Stated exercise: Render the lines from the start of the records through the line containing "color-swatch-accent1[interactable] [334, 356, 418, 424]" as a Markdown table with the columns Number and Line, omitting any blank lines.

──────

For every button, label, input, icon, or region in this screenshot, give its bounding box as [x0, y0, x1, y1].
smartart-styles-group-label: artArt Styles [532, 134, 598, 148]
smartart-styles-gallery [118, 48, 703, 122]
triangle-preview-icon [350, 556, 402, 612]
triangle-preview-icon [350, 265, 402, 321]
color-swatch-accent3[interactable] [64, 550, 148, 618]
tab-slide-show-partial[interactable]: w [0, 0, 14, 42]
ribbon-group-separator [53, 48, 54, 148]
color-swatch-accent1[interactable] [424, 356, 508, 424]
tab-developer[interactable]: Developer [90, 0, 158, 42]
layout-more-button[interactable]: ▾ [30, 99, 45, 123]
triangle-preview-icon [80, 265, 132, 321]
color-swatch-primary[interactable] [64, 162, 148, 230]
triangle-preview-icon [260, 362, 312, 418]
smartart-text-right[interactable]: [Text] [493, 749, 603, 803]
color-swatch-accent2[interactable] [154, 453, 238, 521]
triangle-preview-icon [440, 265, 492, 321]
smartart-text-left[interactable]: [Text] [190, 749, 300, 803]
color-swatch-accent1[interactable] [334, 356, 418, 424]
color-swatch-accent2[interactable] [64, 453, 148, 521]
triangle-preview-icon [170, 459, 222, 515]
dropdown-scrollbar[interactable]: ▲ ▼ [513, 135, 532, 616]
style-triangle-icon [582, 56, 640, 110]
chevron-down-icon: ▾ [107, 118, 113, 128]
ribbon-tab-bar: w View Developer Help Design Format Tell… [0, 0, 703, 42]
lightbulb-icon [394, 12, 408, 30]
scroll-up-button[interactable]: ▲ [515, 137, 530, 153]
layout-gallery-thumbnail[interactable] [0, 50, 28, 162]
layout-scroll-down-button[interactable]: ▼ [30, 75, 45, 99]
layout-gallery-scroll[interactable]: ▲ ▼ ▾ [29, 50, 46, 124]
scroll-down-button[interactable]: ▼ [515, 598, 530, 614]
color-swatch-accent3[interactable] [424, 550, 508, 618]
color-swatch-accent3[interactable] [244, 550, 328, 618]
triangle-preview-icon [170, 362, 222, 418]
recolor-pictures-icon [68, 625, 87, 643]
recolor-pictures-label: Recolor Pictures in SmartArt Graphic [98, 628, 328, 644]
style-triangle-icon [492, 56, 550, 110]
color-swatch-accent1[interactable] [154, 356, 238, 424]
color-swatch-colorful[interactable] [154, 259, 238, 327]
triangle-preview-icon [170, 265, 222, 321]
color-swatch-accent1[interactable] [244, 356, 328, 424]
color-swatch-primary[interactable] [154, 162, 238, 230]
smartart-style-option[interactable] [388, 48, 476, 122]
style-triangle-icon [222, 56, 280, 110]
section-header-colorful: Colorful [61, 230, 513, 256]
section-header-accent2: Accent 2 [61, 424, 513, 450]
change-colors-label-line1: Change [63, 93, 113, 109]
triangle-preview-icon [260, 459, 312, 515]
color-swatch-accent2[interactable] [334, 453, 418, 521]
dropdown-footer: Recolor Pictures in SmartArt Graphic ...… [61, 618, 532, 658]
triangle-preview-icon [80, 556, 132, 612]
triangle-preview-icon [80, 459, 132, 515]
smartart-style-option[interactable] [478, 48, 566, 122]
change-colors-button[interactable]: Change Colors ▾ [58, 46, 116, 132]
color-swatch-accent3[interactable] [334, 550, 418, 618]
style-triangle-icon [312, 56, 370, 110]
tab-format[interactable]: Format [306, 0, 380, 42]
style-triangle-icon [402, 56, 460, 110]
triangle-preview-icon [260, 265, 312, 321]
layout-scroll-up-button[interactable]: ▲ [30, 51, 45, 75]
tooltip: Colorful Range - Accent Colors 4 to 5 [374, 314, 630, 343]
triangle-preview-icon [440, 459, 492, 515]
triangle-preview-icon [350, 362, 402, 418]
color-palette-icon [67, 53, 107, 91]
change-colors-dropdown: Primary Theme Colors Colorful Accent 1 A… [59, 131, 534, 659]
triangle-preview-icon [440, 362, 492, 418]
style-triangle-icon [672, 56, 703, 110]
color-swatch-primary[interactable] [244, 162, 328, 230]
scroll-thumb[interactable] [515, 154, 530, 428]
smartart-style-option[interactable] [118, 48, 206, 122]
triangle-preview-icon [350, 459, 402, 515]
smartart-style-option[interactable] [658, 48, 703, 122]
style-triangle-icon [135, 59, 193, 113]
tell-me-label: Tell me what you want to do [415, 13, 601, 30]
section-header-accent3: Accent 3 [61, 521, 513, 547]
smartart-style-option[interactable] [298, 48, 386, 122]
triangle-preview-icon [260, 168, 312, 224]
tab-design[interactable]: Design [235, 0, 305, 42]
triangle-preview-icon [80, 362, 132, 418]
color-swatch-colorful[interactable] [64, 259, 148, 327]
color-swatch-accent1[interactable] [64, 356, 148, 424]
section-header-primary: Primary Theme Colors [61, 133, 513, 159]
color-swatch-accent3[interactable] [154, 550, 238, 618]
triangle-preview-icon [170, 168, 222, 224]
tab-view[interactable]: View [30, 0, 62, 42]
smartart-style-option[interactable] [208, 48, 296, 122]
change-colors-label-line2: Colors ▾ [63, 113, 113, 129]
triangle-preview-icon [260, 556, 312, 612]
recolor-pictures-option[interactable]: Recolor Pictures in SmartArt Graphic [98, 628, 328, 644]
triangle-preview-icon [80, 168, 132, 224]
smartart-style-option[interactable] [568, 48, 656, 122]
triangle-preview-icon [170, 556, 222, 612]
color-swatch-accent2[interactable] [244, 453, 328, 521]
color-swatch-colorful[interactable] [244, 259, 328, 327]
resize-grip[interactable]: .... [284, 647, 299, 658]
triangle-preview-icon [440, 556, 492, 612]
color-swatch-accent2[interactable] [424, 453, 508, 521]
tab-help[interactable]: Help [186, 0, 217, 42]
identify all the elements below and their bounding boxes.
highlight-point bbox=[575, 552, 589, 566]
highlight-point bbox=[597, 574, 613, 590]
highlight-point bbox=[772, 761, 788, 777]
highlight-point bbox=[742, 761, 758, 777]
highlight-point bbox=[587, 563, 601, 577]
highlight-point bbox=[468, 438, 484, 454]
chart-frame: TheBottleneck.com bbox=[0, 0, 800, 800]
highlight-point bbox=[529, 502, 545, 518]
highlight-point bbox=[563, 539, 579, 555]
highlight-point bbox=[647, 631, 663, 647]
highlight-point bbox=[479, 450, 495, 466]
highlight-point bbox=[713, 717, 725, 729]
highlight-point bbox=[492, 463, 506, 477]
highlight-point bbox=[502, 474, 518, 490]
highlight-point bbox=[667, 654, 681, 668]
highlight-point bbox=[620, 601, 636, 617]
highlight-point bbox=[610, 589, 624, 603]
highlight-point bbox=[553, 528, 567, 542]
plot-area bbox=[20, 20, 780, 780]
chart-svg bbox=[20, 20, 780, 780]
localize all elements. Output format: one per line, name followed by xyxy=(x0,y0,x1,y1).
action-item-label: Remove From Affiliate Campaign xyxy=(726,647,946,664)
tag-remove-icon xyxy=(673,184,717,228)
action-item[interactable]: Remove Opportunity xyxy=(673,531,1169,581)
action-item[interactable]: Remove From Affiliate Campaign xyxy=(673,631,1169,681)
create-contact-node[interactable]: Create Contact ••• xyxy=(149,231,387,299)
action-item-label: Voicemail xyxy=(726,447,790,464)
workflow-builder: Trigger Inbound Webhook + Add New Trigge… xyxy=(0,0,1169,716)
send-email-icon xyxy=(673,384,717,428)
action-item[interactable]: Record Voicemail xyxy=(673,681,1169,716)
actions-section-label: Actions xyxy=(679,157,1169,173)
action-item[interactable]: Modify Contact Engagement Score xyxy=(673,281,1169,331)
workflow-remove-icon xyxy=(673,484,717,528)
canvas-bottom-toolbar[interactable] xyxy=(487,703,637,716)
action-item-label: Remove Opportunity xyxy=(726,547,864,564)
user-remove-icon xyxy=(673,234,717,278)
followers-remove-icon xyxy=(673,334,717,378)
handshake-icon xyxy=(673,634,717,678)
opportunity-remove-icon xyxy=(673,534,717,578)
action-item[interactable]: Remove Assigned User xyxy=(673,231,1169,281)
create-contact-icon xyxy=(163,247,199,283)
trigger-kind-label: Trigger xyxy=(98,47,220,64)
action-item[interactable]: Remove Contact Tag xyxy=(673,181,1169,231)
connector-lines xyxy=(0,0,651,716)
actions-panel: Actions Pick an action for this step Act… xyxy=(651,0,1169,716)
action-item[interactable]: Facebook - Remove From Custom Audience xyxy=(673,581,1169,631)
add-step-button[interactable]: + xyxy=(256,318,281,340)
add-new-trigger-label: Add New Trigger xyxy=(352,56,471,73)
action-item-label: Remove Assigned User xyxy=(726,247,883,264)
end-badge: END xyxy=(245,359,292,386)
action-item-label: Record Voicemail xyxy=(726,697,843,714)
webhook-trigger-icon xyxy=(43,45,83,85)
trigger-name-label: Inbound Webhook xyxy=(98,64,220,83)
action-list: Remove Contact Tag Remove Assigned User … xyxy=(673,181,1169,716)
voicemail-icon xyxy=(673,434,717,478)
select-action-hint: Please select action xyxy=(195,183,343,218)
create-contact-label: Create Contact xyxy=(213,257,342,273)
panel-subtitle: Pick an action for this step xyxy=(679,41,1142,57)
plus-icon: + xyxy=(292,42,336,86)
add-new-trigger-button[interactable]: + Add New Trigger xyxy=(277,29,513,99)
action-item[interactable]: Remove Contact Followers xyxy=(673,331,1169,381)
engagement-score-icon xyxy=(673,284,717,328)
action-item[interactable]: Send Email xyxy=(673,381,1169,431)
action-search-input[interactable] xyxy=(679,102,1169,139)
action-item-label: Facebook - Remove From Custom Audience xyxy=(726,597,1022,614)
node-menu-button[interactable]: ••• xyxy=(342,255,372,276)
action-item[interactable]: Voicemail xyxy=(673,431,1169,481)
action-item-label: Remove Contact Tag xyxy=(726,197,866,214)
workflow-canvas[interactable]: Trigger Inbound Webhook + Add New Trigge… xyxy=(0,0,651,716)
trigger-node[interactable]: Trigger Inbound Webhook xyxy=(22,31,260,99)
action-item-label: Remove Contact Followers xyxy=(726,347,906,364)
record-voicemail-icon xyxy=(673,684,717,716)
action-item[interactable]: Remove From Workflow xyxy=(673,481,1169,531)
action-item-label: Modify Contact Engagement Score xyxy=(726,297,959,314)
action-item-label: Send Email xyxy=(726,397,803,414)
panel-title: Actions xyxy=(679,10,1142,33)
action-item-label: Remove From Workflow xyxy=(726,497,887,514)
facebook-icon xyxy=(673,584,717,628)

──────

Result of this exercise:
| Number | Line |
|---|---|
| 1 | For every button, label, input, icon, or region in this screenshot, give its bounding box as [x0, y0, x1, y1]. |
| 2 | smartart-styles-group-label: artArt Styles [532, 134, 598, 148] |
| 3 | smartart-styles-gallery [118, 48, 703, 122] |
| 4 | triangle-preview-icon [350, 556, 402, 612] |
| 5 | triangle-preview-icon [350, 265, 402, 321] |
| 6 | color-swatch-accent3[interactable] [64, 550, 148, 618] |
| 7 | tab-slide-show-partial[interactable]: w [0, 0, 14, 42] |
| 8 | ribbon-group-separator [53, 48, 54, 148] |
| 9 | color-swatch-accent1[interactable] [424, 356, 508, 424] |
| 10 | tab-developer[interactable]: Developer [90, 0, 158, 42] |
| 11 | layout-more-button[interactable]: ▾ [30, 99, 45, 123] |
| 12 | triangle-preview-icon [80, 265, 132, 321] |
| 13 | color-swatch-primary[interactable] [64, 162, 148, 230] |
| 14 | triangle-preview-icon [260, 362, 312, 418] |
| 15 | smartart-text-right[interactable]: [Text] [493, 749, 603, 803] |
| 16 | color-swatch-accent2[interactable] [154, 453, 238, 521] |
| 17 | triangle-preview-icon [440, 265, 492, 321] |
| 18 | smartart-text-left[interactable]: [Text] [190, 749, 300, 803] |
| 19 | color-swatch-accent1[interactable] [334, 356, 418, 424] |